--- start of Given entries ---

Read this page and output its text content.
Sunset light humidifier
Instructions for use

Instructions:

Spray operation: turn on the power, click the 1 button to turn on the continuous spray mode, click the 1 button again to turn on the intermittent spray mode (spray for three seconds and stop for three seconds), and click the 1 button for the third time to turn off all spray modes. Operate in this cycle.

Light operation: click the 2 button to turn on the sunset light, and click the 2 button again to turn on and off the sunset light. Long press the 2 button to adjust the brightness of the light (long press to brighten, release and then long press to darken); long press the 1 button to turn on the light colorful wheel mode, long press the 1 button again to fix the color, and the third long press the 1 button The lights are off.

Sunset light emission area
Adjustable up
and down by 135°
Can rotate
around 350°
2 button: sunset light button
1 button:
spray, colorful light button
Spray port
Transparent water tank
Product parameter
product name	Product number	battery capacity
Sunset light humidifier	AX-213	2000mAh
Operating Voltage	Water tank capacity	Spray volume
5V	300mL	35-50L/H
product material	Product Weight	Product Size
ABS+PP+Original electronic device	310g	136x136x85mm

--- end of Given entries ---

> Exercise brief: Retype the entries exactly, including every line.

> Response:
Read this page and output its text content.
Sunset light humidifier
Instructions for use

Instructions:

Spray operation: turn on the power, click the 1 button to turn on the continuous spray mode, click the 1 button again to turn on the intermittent spray mode (spray for three seconds and stop for three seconds), and click the 1 button for the third time to turn off all spray modes. Operate in this cycle.

Light operation: click the 2 button to turn on the sunset light, and click the 2 button again to turn on and off the sunset light. Long press the 2 button to adjust the brightness of the light (long press to brighten, release and then long press to darken); long press the 1 button to turn on the light colorful wheel mode, long press the 1 button again to fix the color, and the third long press the 1 button The lights are off.

Sunset light emission area
Adjustable up
and down by 135°
Can rotate
around 350°
2 button: sunset light button
1 button:
spray, colorful light button
Spray port
Transparent water tank
Product parameter
product name	Product number	battery capacity
Sunset light humidifier	AX-213	2000mAh
Operating Voltage	Water tank capacity	Spray volume
5V	300mL	35-50L/H
product material	Product Weight	Product Size
ABS+PP+Original electronic device	310g	136x136x85mm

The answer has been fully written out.